↓↓↓
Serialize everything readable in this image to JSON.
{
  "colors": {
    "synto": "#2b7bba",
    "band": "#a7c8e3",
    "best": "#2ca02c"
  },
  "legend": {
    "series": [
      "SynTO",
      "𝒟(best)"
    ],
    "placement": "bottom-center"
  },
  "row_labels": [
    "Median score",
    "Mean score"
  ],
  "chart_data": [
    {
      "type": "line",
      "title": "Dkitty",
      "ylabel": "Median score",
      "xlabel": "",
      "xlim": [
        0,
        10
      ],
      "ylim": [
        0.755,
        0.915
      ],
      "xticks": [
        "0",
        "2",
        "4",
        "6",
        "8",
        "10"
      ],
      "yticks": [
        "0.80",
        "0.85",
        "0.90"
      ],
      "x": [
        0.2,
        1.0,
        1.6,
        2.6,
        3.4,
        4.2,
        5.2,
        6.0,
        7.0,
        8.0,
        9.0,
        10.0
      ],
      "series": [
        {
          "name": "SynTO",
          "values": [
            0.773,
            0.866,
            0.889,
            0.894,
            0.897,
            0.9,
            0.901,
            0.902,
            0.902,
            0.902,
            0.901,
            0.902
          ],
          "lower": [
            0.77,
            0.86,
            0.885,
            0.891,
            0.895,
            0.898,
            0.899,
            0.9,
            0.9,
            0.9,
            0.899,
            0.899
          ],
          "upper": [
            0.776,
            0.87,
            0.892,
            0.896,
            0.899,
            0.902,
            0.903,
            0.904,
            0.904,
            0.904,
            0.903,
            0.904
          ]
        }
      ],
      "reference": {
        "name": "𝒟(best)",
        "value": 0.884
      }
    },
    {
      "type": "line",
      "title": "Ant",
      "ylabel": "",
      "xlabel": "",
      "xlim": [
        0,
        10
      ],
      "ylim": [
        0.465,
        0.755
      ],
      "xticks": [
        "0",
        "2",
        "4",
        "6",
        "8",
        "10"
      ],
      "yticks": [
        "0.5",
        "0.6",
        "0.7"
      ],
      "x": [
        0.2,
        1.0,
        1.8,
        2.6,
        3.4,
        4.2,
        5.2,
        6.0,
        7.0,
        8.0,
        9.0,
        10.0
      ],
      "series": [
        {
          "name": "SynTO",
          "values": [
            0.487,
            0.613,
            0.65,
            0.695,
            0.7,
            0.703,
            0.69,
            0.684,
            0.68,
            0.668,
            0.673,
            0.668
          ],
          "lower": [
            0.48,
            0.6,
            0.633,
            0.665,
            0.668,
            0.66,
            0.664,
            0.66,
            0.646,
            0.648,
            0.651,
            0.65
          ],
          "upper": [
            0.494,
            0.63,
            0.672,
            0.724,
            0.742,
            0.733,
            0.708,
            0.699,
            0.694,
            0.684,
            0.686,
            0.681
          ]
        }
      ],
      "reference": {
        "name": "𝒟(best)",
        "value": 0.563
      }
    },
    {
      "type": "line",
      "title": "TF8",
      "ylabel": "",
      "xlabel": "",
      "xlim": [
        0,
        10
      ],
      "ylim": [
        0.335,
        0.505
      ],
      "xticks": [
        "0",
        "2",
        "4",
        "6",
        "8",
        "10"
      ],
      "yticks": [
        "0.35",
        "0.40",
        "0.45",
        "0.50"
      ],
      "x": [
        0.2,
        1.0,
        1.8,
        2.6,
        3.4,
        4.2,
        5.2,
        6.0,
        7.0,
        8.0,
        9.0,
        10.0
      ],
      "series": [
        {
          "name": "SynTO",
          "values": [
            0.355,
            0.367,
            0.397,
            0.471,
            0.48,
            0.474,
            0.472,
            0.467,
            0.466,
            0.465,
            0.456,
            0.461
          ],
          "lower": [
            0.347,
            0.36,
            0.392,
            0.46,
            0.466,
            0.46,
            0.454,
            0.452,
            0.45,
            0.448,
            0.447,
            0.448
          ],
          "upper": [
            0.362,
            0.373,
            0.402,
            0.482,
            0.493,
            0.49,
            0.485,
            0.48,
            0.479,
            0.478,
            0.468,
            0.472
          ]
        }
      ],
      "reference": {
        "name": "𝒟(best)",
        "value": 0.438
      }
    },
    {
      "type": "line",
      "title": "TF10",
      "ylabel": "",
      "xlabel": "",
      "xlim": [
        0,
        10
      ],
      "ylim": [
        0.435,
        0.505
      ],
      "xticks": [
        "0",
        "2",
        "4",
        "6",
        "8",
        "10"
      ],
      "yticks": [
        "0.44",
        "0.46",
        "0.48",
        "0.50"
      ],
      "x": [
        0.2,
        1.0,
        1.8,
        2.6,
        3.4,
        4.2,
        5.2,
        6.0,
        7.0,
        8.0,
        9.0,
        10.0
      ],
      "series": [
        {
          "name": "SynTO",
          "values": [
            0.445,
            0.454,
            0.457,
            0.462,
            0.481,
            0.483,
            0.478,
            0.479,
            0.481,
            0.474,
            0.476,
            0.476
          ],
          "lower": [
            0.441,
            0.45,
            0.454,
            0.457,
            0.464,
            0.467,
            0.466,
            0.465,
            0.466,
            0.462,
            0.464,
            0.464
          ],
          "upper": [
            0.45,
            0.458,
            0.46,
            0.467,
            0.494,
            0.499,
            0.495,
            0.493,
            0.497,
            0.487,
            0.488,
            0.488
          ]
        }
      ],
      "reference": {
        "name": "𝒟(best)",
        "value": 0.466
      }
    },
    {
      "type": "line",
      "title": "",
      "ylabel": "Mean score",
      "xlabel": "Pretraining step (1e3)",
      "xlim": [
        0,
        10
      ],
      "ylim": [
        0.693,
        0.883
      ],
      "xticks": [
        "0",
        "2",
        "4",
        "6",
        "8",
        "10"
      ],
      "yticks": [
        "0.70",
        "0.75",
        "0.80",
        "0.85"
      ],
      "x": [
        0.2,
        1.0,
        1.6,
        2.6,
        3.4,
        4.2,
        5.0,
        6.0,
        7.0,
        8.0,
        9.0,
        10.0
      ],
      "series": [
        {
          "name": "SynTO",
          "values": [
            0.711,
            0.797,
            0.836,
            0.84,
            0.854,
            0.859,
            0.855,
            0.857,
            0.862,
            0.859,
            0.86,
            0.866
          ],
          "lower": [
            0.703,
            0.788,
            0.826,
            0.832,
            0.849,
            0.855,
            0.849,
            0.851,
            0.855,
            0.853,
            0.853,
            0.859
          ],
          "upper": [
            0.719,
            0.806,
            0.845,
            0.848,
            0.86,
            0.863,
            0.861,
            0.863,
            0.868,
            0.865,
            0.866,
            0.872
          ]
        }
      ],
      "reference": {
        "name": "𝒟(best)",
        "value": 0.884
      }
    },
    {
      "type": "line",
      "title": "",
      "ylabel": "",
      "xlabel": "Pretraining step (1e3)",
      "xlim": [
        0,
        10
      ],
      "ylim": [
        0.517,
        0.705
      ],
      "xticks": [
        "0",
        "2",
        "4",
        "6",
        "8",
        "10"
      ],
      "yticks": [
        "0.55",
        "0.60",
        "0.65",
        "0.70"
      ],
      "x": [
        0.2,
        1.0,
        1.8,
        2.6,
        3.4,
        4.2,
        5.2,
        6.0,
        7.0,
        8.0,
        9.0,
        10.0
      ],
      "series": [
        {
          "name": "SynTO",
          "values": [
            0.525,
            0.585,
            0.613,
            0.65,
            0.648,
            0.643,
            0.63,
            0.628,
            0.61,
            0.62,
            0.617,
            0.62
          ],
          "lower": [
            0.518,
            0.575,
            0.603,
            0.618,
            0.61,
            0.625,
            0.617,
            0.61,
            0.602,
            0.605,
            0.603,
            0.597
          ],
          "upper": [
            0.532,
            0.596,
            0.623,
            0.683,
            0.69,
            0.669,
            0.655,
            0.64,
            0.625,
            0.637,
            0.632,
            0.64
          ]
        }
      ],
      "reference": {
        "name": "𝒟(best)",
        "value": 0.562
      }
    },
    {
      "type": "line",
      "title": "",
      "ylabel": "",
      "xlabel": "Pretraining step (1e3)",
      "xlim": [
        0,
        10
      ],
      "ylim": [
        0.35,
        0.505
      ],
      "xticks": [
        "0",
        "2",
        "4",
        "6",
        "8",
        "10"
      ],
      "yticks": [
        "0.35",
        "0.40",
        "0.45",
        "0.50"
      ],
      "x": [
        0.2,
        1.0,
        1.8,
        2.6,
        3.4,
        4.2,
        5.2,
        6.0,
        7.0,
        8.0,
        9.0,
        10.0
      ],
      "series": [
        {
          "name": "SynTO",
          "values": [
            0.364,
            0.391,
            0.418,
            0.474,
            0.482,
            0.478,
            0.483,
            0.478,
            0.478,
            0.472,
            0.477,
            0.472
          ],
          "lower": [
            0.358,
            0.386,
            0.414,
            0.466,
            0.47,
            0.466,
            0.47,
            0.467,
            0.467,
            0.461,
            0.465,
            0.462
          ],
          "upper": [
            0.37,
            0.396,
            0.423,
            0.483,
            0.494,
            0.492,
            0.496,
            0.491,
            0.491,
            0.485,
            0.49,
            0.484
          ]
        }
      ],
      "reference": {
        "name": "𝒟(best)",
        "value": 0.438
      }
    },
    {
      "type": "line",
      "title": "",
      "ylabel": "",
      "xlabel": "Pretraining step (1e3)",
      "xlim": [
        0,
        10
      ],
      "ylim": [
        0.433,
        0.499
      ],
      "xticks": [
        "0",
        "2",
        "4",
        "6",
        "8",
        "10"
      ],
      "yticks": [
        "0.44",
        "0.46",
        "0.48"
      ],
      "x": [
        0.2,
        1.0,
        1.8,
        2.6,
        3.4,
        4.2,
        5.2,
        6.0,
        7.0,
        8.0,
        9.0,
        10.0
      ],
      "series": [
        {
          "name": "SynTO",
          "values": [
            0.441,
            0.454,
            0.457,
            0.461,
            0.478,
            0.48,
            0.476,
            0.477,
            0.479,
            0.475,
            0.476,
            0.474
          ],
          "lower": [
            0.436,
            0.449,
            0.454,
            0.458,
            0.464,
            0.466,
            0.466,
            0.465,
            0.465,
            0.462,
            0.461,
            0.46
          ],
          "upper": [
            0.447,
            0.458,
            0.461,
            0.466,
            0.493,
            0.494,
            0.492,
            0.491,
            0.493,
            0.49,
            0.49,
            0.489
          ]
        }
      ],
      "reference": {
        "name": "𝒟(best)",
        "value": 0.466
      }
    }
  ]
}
↑↑↑
- **Work to complete**
Where a line of the entries contains the word "score", copy that line.

- **Answer for the task**
    "Median score",
    "Mean score"
      "ylabel": "Median score",
      "ylabel": "Mean score",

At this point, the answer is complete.